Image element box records
^^^^^^^^

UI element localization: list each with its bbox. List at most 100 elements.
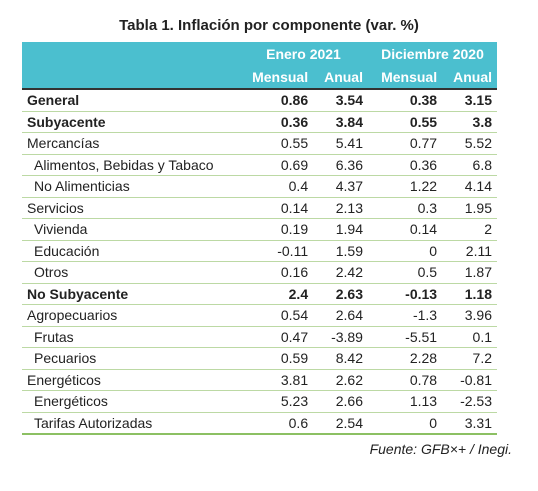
table-row: Subyacente 0.36 3.84 0.55 3.8	[22, 111, 497, 133]
header-cell	[22, 42, 239, 65]
value-cell: 0.5	[367, 261, 443, 284]
value-cell: 2.63	[313, 283, 368, 305]
table-title: Tabla 1. Inflación por componente (var. …	[119, 17, 419, 34]
value-cell: 1.22	[367, 175, 443, 198]
row-label: Energéticos	[22, 369, 239, 391]
value-cell: 0.14	[239, 197, 314, 219]
value-cell: 0.55	[367, 111, 443, 133]
subheader-cell: Mensual	[367, 65, 443, 89]
value-cell: 2.62	[313, 369, 368, 391]
row-label: Frutas	[22, 326, 239, 348]
source-note: Fuente: GFB×+ / Inegi.	[369, 441, 512, 457]
table-row: Frutas 0.47 -3.89 -5.51 0.1	[22, 326, 497, 348]
value-cell: 3.81	[239, 369, 314, 391]
value-cell: 1.59	[313, 240, 368, 262]
value-cell: 0.77	[367, 132, 443, 155]
header-row: Enero 2021 Diciembre 2020	[22, 42, 497, 65]
value-cell: 2.54	[313, 412, 368, 435]
header-cell	[22, 65, 239, 89]
table-row: Educación -0.11 1.59 0 2.11	[22, 240, 497, 262]
subheader-cell: Anual	[442, 65, 497, 89]
value-cell: 0.38	[367, 88, 443, 112]
row-label: Energéticos	[22, 390, 239, 413]
value-cell: -2.53	[442, 390, 497, 413]
value-cell: 7.2	[442, 347, 497, 370]
value-cell: 0.78	[367, 369, 443, 391]
table-row: Alimentos, Bebidas y Tabaco 0.69 6.36 0.36 6…	[22, 154, 497, 176]
value-cell: -5.51	[367, 326, 443, 348]
value-cell: 3.96	[442, 304, 497, 327]
value-cell: 0.16	[239, 261, 314, 284]
value-cell: 0.69	[239, 154, 314, 176]
table-row: Otros 0.16 2.42 0.5 1.87	[22, 261, 497, 284]
value-cell: 0.36	[239, 111, 314, 133]
value-cell: 3.8	[442, 111, 497, 133]
value-cell: 1.18	[442, 283, 497, 305]
value-cell: 0.3	[367, 197, 443, 219]
value-cell: 0.55	[239, 132, 314, 155]
row-label: Servicios	[22, 197, 239, 219]
value-cell: 0.6	[239, 412, 314, 435]
row-label: Otros	[22, 261, 239, 284]
value-cell: 1.13	[367, 390, 443, 413]
row-label: Subyacente	[22, 111, 239, 133]
value-cell: 0.86	[239, 88, 314, 112]
value-cell: -1.3	[367, 304, 443, 327]
value-cell: 5.52	[442, 132, 497, 155]
value-cell: -0.11	[239, 240, 314, 262]
value-cell: 2.11	[442, 240, 497, 262]
value-cell: 1.94	[313, 218, 368, 241]
value-cell: 5.41	[313, 132, 368, 155]
value-cell: 5.23	[239, 390, 314, 413]
row-label: Tarifas Autorizadas	[22, 412, 239, 435]
value-cell: 0.47	[239, 326, 314, 348]
subheader-row: Mensual Anual Mensual Anual	[22, 65, 497, 89]
value-cell: 6.8	[442, 154, 497, 176]
table-row: General 0.86 3.54 0.38 3.15	[22, 88, 497, 112]
subheader-cell: Mensual	[239, 65, 314, 89]
table-row: Tarifas Autorizadas 0.6 2.54 0 3.31	[22, 412, 497, 435]
table-row: Agropecuarios 0.54 2.64 -1.3 3.96	[22, 304, 497, 327]
value-cell: 3.15	[442, 88, 497, 112]
table: Enero 2021 Diciembre 2020 Mensual Anual Me…	[22, 42, 497, 435]
subheader-cell: Anual	[313, 65, 368, 89]
table-row: Pecuarios 0.59 8.42 2.28 7.2	[22, 347, 497, 370]
value-cell: 1.87	[442, 261, 497, 284]
value-cell: 1.95	[442, 197, 497, 219]
row-label: Educación	[22, 240, 239, 262]
value-cell: 4.14	[442, 175, 497, 198]
table-row: Mercancías 0.55 5.41 0.77 5.52	[22, 132, 497, 155]
value-cell: -0.81	[442, 369, 497, 391]
value-cell: 0	[367, 240, 443, 262]
value-cell: 2	[442, 218, 497, 241]
row-label: No Subyacente	[22, 283, 239, 305]
value-cell: 2.28	[367, 347, 443, 370]
value-cell: 8.42	[313, 347, 368, 370]
value-cell: -0.13	[367, 283, 443, 305]
value-cell: 0.54	[239, 304, 314, 327]
value-cell: 0.1	[442, 326, 497, 348]
value-cell: 2.42	[313, 261, 368, 284]
value-cell: 0.19	[239, 218, 314, 241]
row-label: Pecuarios	[22, 347, 239, 370]
table-row: Vivienda 0.19 1.94 0.14 2	[22, 218, 497, 241]
value-cell: 2.64	[313, 304, 368, 327]
value-cell: 6.36	[313, 154, 368, 176]
row-label: Alimentos, Bebidas y Tabaco	[22, 154, 239, 176]
table-row: Servicios 0.14 2.13 0.3 1.95	[22, 197, 497, 219]
row-label: No Alimenticias	[22, 175, 239, 198]
table-row: No Alimenticias 0.4 4.37 1.22 4.14	[22, 175, 497, 198]
value-cell: 0.36	[367, 154, 443, 176]
table-row: Energéticos 3.81 2.62 0.78 -0.81	[22, 369, 497, 391]
value-cell: -3.89	[313, 326, 368, 348]
table-row: No Subyacente 2.4 2.63 -0.13 1.18	[22, 283, 497, 305]
value-cell: 2.13	[313, 197, 368, 219]
value-cell: 2.4	[239, 283, 314, 305]
value-cell: 0.14	[367, 218, 443, 241]
row-label: Mercancías	[22, 132, 239, 155]
value-cell: 0	[367, 412, 443, 435]
value-cell: 3.31	[442, 412, 497, 435]
value-cell: 3.54	[313, 88, 368, 112]
table-row: Energéticos 5.23 2.66 1.13 -2.53	[22, 390, 497, 413]
row-label: Agropecuarios	[22, 304, 239, 327]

^^^^^^^^

> [TASK TO COMPLETE]: Please rewrite the records above, swapping each "value-cell" for "data-cell" and leaving everything else unchanged. Omit the pictures from your answer.

> [ANSWER TO THE PROBLEM]:
UI element localization: list each with its bbox. List at most 100 elements.
table-row: Subyacente 0.36 3.84 0.55 3.8	[22, 111, 497, 133]
header-cell	[22, 42, 239, 65]
data-cell: 0.5	[367, 261, 443, 284]
data-cell: 2.63	[313, 283, 368, 305]
table-title: Tabla 1. Inflación por componente (var. …	[119, 17, 419, 34]
data-cell: 1.22	[367, 175, 443, 198]
row-label: Energéticos	[22, 369, 239, 391]
data-cell: 0.14	[239, 197, 314, 219]
data-cell: 0.55	[367, 111, 443, 133]
subheader-cell: Mensual	[367, 65, 443, 89]
data-cell: 2.62	[313, 369, 368, 391]
row-label: Frutas	[22, 326, 239, 348]
source-note: Fuente: GFB×+ / Inegi.	[369, 441, 512, 457]
table-row: Frutas 0.47 -3.89 -5.51 0.1	[22, 326, 497, 348]
data-cell: 3.81	[239, 369, 314, 391]
data-cell: 1.59	[313, 240, 368, 262]
data-cell: 0.77	[367, 132, 443, 155]
header-row: Enero 2021 Diciembre 2020	[22, 42, 497, 65]
data-cell: 2.54	[313, 412, 368, 435]
header-cell	[22, 65, 239, 89]
table-row: Educación -0.11 1.59 0 2.11	[22, 240, 497, 262]
subheader-cell: Anual	[442, 65, 497, 89]
data-cell: 0.38	[367, 88, 443, 112]
row-label: Energéticos	[22, 390, 239, 413]
data-cell: -2.53	[442, 390, 497, 413]
data-cell: 7.2	[442, 347, 497, 370]
data-cell: 0.78	[367, 369, 443, 391]
table-row: Alimentos, Bebidas y Tabaco 0.69 6.36 0.36 6…	[22, 154, 497, 176]
data-cell: -5.51	[367, 326, 443, 348]
data-cell: 3.96	[442, 304, 497, 327]
data-cell: 0.16	[239, 261, 314, 284]
data-cell: 0.69	[239, 154, 314, 176]
table-row: Otros 0.16 2.42 0.5 1.87	[22, 261, 497, 284]
data-cell: 0.36	[239, 111, 314, 133]
data-cell: 3.8	[442, 111, 497, 133]
data-cell: 1.18	[442, 283, 497, 305]
data-cell: 0.3	[367, 197, 443, 219]
data-cell: 0.55	[239, 132, 314, 155]
row-label: Servicios	[22, 197, 239, 219]
data-cell: 0.6	[239, 412, 314, 435]
row-label: Otros	[22, 261, 239, 284]
data-cell: 1.13	[367, 390, 443, 413]
row-label: Subyacente	[22, 111, 239, 133]
data-cell: 0.86	[239, 88, 314, 112]
data-cell: -1.3	[367, 304, 443, 327]
data-cell: 5.52	[442, 132, 497, 155]
data-cell: -0.11	[239, 240, 314, 262]
data-cell: 2.11	[442, 240, 497, 262]
data-cell: 1.94	[313, 218, 368, 241]
data-cell: 5.41	[313, 132, 368, 155]
data-cell: 5.23	[239, 390, 314, 413]
row-label: Tarifas Autorizadas	[22, 412, 239, 435]
data-cell: 0.47	[239, 326, 314, 348]
subheader-row: Mensual Anual Mensual Anual	[22, 65, 497, 89]
data-cell: 6.8	[442, 154, 497, 176]
table-row: General 0.86 3.54 0.38 3.15	[22, 88, 497, 112]
subheader-cell: Mensual	[239, 65, 314, 89]
table-row: Tarifas Autorizadas 0.6 2.54 0 3.31	[22, 412, 497, 435]
table-row: Agropecuarios 0.54 2.64 -1.3 3.96	[22, 304, 497, 327]
data-cell: 3.15	[442, 88, 497, 112]
table: Enero 2021 Diciembre 2020 Mensual Anual Me…	[22, 42, 497, 435]
subheader-cell: Anual	[313, 65, 368, 89]
table-row: Pecuarios 0.59 8.42 2.28 7.2	[22, 347, 497, 370]
data-cell: 1.87	[442, 261, 497, 284]
data-cell: 1.95	[442, 197, 497, 219]
row-label: Educación	[22, 240, 239, 262]
data-cell: 4.14	[442, 175, 497, 198]
table-row: Mercancías 0.55 5.41 0.77 5.52	[22, 132, 497, 155]
data-cell: -0.81	[442, 369, 497, 391]
data-cell: 0	[367, 240, 443, 262]
data-cell: 2	[442, 218, 497, 241]
row-label: No Subyacente	[22, 283, 239, 305]
data-cell: 2.28	[367, 347, 443, 370]
data-cell: 8.42	[313, 347, 368, 370]
data-cell: -0.13	[367, 283, 443, 305]
data-cell: 0.54	[239, 304, 314, 327]
data-cell: 0.1	[442, 326, 497, 348]
data-cell: 2.42	[313, 261, 368, 284]
data-cell: 0.19	[239, 218, 314, 241]
row-label: Pecuarios	[22, 347, 239, 370]
table-row: Vivienda 0.19 1.94 0.14 2	[22, 218, 497, 241]
data-cell: 2.64	[313, 304, 368, 327]
data-cell: 6.36	[313, 154, 368, 176]
row-label: Alimentos, Bebidas y Tabaco	[22, 154, 239, 176]
table-row: Servicios 0.14 2.13 0.3 1.95	[22, 197, 497, 219]
row-label: No Alimenticias	[22, 175, 239, 198]
table-row: No Alimenticias 0.4 4.37 1.22 4.14	[22, 175, 497, 198]
data-cell: 0.36	[367, 154, 443, 176]
table-row: Energéticos 3.81 2.62 0.78 -0.81	[22, 369, 497, 391]
data-cell: -3.89	[313, 326, 368, 348]
table-row: No Subyacente 2.4 2.63 -0.13 1.18	[22, 283, 497, 305]
data-cell: 2.13	[313, 197, 368, 219]
data-cell: 2.4	[239, 283, 314, 305]
data-cell: 0.14	[367, 218, 443, 241]
row-label: Mercancías	[22, 132, 239, 155]
data-cell: 0	[367, 412, 443, 435]
data-cell: 3.31	[442, 412, 497, 435]
data-cell: 3.54	[313, 88, 368, 112]
table-row: Energéticos 5.23 2.66 1.13 -2.53	[22, 390, 497, 413]
row-label: Agropecuarios	[22, 304, 239, 327]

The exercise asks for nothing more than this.